* **Stored data**:
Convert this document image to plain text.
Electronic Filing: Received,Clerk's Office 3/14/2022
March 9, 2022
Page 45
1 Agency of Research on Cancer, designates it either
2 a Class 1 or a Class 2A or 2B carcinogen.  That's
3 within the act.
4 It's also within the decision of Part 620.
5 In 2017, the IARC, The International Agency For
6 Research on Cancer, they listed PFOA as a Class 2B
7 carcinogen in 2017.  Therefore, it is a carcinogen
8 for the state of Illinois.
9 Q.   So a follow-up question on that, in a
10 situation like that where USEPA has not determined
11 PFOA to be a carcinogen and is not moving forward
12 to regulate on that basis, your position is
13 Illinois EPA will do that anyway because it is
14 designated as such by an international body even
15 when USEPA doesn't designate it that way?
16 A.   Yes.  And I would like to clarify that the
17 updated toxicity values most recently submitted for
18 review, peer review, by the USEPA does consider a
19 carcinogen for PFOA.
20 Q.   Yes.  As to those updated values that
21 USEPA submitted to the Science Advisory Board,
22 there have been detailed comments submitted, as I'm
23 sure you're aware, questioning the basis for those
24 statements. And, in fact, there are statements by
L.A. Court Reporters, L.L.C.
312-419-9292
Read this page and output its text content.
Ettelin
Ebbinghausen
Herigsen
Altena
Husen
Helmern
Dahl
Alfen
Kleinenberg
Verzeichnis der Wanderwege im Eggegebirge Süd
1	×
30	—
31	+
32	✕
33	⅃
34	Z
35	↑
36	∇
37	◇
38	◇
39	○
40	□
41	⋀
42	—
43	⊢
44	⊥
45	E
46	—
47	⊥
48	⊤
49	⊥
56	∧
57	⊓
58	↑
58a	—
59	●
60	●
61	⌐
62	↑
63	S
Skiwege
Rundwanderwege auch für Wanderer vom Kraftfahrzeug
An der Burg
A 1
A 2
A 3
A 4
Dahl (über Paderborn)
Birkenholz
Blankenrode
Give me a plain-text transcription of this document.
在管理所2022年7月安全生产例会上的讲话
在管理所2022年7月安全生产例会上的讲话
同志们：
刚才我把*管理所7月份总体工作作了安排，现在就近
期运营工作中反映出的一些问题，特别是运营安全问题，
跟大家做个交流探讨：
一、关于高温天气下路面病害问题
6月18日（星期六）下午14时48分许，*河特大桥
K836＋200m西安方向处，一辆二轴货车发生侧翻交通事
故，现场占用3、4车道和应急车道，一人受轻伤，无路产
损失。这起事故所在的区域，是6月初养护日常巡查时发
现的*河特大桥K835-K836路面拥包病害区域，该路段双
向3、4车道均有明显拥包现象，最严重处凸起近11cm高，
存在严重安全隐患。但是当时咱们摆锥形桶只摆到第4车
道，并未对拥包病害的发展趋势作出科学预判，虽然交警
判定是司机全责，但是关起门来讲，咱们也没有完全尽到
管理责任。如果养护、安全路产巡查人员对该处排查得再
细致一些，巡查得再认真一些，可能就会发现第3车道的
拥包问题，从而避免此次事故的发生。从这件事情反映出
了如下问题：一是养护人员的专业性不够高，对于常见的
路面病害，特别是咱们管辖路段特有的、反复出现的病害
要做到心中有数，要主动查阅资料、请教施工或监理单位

* **To do**: Extract the full listing and reproduce each line exactly.

* **Complete output**:
Convert this document image to plain text.
Electronic Filing: Received,Clerk's Office 3/14/2022
March 9, 2022
Page 45
1 Agency of Research on Cancer, designates it either
2 a Class 1 or a Class 2A or 2B carcinogen.  That's
3 within the act.
4 It's also within the decision of Part 620.
5 In 2017, the IARC, The International Agency For
6 Research on Cancer, they listed PFOA as a Class 2B
7 carcinogen in 2017.  Therefore, it is a carcinogen
8 for the state of Illinois.
9 Q.   So a follow-up question on that, in a
10 situation like that where USEPA has not determined
11 PFOA to be a carcinogen and is not moving forward
12 to regulate on that basis, your position is
13 Illinois EPA will do that anyway because it is
14 designated as such by an international body even
15 when USEPA doesn't designate it that way?
16 A.   Yes.  And I would like to clarify that the
17 updated toxicity values most recently submitted for
18 review, peer review, by the USEPA does consider a
19 carcinogen for PFOA.
20 Q.   Yes.  As to those updated values that
21 USEPA submitted to the Science Advisory Board,
22 there have been detailed comments submitted, as I'm
23 sure you're aware, questioning the basis for those
24 statements. And, in fact, there are statements by
L.A. Court Reporters, L.L.C.
312-419-9292
Read this page and output its text content.
Ettelin
Ebbinghausen
Herigsen
Altena
Husen
Helmern
Dahl
Alfen
Kleinenberg
Verzeichnis der Wanderwege im Eggegebirge Süd
1	×
30	—
31	+
32	✕
33	⅃
34	Z
35	↑
36	∇
37	◇
38	◇
39	○
40	□
41	⋀
42	—
43	⊢
44	⊥
45	E
46	—
47	⊥
48	⊤
49	⊥
56	∧
57	⊓
58	↑
58a	—
59	●
60	●
61	⌐
62	↑
63	S
Skiwege
Rundwanderwege auch für Wanderer vom Kraftfahrzeug
An der Burg
A 1
A 2
A 3
A 4
Dahl (über Paderborn)
Birkenholz
Blankenrode
Give me a plain-text transcription of this document.
在管理所2022年7月安全生产例会上的讲话
在管理所2022年7月安全生产例会上的讲话
同志们：
刚才我把*管理所7月份总体工作作了安排，现在就近
期运营工作中反映出的一些问题，特别是运营安全问题，
跟大家做个交流探讨：
一、关于高温天气下路面病害问题
6月18日（星期六）下午14时48分许，*河特大桥
K836＋200m西安方向处，一辆二轴货车发生侧翻交通事
故，现场占用3、4车道和应急车道，一人受轻伤，无路产
损失。这起事故所在的区域，是6月初养护日常巡查时发
现的*河特大桥K835-K836路面拥包病害区域，该路段双
向3、4车道均有明显拥包现象，最严重处凸起近11cm高，
存在严重安全隐患。但是当时咱们摆锥形桶只摆到第4车
道，并未对拥包病害的发展趋势作出科学预判，虽然交警
判定是司机全责，但是关起门来讲，咱们也没有完全尽到
管理责任。如果养护、安全路产巡查人员对该处排查得再
细致一些，巡查得再认真一些，可能就会发现第3车道的
拥包问题，从而避免此次事故的发生。从这件事情反映出
了如下问题：一是养护人员的专业性不够高，对于常见的
路面病害，特别是咱们管辖路段特有的、反复出现的病害
要做到心中有数，要主动查阅资料、请教施工或监理单位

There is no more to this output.